Transcribe all the records with complete accuracy.

* START WORKING DATA *

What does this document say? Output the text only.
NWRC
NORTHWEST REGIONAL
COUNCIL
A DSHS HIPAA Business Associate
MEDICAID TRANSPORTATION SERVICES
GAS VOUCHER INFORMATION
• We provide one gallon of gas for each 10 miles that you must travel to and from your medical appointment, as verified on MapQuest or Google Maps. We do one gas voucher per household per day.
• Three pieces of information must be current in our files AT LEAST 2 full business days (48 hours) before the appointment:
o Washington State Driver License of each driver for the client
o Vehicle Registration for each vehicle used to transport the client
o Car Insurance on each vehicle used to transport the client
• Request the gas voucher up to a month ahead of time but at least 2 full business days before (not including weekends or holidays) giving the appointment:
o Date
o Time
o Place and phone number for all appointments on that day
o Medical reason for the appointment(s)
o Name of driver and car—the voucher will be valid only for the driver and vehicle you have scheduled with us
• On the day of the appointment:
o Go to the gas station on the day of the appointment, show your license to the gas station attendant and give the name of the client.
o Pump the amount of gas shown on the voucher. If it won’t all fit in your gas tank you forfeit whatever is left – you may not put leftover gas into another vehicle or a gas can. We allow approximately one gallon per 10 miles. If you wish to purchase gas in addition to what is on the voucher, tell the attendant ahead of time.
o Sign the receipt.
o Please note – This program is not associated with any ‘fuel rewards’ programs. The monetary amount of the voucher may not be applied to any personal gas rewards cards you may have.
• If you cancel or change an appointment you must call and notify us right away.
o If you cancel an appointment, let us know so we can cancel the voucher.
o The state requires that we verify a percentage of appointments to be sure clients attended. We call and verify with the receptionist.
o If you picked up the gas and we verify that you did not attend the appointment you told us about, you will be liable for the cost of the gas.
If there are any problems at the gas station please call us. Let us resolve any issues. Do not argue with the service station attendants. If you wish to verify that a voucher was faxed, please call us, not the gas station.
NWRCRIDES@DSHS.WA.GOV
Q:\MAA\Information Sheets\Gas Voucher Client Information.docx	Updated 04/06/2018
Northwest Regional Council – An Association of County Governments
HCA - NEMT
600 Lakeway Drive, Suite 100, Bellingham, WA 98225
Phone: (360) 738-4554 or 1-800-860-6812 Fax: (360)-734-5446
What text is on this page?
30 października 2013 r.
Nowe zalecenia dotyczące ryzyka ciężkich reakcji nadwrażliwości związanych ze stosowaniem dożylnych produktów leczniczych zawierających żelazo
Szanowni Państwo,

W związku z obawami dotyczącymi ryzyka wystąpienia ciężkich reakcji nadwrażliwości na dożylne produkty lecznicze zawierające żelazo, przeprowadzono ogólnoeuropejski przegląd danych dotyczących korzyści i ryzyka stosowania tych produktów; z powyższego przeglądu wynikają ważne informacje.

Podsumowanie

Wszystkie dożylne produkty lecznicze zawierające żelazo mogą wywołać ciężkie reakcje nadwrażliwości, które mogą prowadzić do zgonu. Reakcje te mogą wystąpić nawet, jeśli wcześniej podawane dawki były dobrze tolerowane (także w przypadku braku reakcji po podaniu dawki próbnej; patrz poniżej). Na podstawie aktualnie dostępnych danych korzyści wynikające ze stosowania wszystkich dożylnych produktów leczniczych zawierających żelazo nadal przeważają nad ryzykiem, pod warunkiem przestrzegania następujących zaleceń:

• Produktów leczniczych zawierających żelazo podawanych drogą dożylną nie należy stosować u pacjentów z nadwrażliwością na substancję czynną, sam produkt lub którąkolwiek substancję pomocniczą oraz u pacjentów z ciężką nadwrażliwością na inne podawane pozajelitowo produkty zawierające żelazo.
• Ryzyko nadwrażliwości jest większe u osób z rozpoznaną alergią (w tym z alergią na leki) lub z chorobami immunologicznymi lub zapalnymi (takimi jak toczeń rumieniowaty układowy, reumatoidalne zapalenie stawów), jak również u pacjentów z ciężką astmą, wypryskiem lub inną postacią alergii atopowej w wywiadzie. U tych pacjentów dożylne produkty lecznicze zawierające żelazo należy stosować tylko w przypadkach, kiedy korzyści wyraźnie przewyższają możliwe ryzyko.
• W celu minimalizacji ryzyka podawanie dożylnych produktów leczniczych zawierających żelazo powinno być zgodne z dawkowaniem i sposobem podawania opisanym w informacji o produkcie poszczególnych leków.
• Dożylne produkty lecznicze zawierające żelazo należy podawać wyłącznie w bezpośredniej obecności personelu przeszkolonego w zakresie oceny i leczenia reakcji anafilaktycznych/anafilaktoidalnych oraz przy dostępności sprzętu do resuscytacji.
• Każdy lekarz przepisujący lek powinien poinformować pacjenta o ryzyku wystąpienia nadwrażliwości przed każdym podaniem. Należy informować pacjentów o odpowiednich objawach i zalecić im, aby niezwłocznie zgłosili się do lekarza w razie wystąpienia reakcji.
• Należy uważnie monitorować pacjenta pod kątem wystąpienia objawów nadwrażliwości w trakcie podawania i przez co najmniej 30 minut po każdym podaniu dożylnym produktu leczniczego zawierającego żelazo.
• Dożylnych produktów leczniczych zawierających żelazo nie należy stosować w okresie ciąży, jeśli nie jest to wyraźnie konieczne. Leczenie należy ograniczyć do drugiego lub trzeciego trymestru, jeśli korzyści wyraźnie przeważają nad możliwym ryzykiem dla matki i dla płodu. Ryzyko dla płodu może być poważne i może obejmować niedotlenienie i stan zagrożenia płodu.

* END WORKING DATA *

_TASK OUTPUT:_
What does this document say? Output the text only.
NWRC
NORTHWEST REGIONAL
COUNCIL
A DSHS HIPAA Business Associate
MEDICAID TRANSPORTATION SERVICES
GAS VOUCHER INFORMATION
• We provide one gallon of gas for each 10 miles that you must travel to and from your medical appointment, as verified on MapQuest or Google Maps. We do one gas voucher per household per day.
• Three pieces of information must be current in our files AT LEAST 2 full business days (48 hours) before the appointment:
o Washington State Driver License of each driver for the client
o Vehicle Registration for each vehicle used to transport the client
o Car Insurance on each vehicle used to transport the client
• Request the gas voucher up to a month ahead of time but at least 2 full business days before (not including weekends or holidays) giving the appointment:
o Date
o Time
o Place and phone number for all appointments on that day
o Medical reason for the appointment(s)
o Name of driver and car—the voucher will be valid only for the driver and vehicle you have scheduled with us
• On the day of the appointment:
o Go to the gas station on the day of the appointment, show your license to the gas station attendant and give the name of the client.
o Pump the amount of gas shown on the voucher. If it won’t all fit in your gas tank you forfeit whatever is left – you may not put leftover gas into another vehicle or a gas can. We allow approximately one gallon per 10 miles. If you wish to purchase gas in addition to what is on the voucher, tell the attendant ahead of time.
o Sign the receipt.
o Please note – This program is not associated with any ‘fuel rewards’ programs. The monetary amount of the voucher may not be applied to any personal gas rewards cards you may have.
• If you cancel or change an appointment you must call and notify us right away.
o If you cancel an appointment, let us know so we can cancel the voucher.
o The state requires that we verify a percentage of appointments to be sure clients attended. We call and verify with the receptionist.
o If you picked up the gas and we verify that you did not attend the appointment you told us about, you will be liable for the cost of the gas.
If there are any problems at the gas station please call us. Let us resolve any issues. Do not argue with the service station attendants. If you wish to verify that a voucher was faxed, please call us, not the gas station.
NWRCRIDES@DSHS.WA.GOV
Q:\MAA\Information Sheets\Gas Voucher Client Information.docx	Updated 04/06/2018
Northwest Regional Council – An Association of County Governments
HCA - NEMT
600 Lakeway Drive, Suite 100, Bellingham, WA 98225
Phone: (360) 738-4554 or 1-800-860-6812 Fax: (360)-734-5446
What text is on this page?
30 października 2013 r.
Nowe zalecenia dotyczące ryzyka ciężkich reakcji nadwrażliwości związanych ze stosowaniem dożylnych produktów leczniczych zawierających żelazo
Szanowni Państwo,

W związku z obawami dotyczącymi ryzyka wystąpienia ciężkich reakcji nadwrażliwości na dożylne produkty lecznicze zawierające żelazo, przeprowadzono ogólnoeuropejski przegląd danych dotyczących korzyści i ryzyka stosowania tych produktów; z powyższego przeglądu wynikają ważne informacje.

Podsumowanie

Wszystkie dożylne produkty lecznicze zawierające żelazo mogą wywołać ciężkie reakcje nadwrażliwości, które mogą prowadzić do zgonu. Reakcje te mogą wystąpić nawet, jeśli wcześniej podawane dawki były dobrze tolerowane (także w przypadku braku reakcji po podaniu dawki próbnej; patrz poniżej). Na podstawie aktualnie dostępnych danych korzyści wynikające ze stosowania wszystkich dożylnych produktów leczniczych zawierających żelazo nadal przeważają nad ryzykiem, pod warunkiem przestrzegania następujących zaleceń:

• Produktów leczniczych zawierających żelazo podawanych drogą dożylną nie należy stosować u pacjentów z nadwrażliwością na substancję czynną, sam produkt lub którąkolwiek substancję pomocniczą oraz u pacjentów z ciężką nadwrażliwością na inne podawane pozajelitowo produkty zawierające żelazo.
• Ryzyko nadwrażliwości jest większe u osób z rozpoznaną alergią (w tym z alergią na leki) lub z chorobami immunologicznymi lub zapalnymi (takimi jak toczeń rumieniowaty układowy, reumatoidalne zapalenie stawów), jak również u pacjentów z ciężką astmą, wypryskiem lub inną postacią alergii atopowej w wywiadzie. U tych pacjentów dożylne produkty lecznicze zawierające żelazo należy stosować tylko w przypadkach, kiedy korzyści wyraźnie przewyższają możliwe ryzyko.
• W celu minimalizacji ryzyka podawanie dożylnych produktów leczniczych zawierających żelazo powinno być zgodne z dawkowaniem i sposobem podawania opisanym w informacji o produkcie poszczególnych leków.
• Dożylne produkty lecznicze zawierające żelazo należy podawać wyłącznie w bezpośredniej obecności personelu przeszkolonego w zakresie oceny i leczenia reakcji anafilaktycznych/anafilaktoidalnych oraz przy dostępności sprzętu do resuscytacji.
• Każdy lekarz przepisujący lek powinien poinformować pacjenta o ryzyku wystąpienia nadwrażliwości przed każdym podaniem. Należy informować pacjentów o odpowiednich objawach i zalecić im, aby niezwłocznie zgłosili się do lekarza w razie wystąpienia reakcji.
• Należy uważnie monitorować pacjenta pod kątem wystąpienia objawów nadwrażliwości w trakcie podawania i przez co najmniej 30 minut po każdym podaniu dożylnym produktu leczniczego zawierającego żelazo.
• Dożylnych produktów leczniczych zawierających żelazo nie należy stosować w okresie ciąży, jeśli nie jest to wyraźnie konieczne. Leczenie należy ograniczyć do drugiego lub trzeciego trymestru, jeśli korzyści wyraźnie przeważają nad możliwym ryzykiem dla matki i dla płodu. Ryzyko dla płodu może być poważne i może obejmować niedotlenienie i stan zagrożenia płodu.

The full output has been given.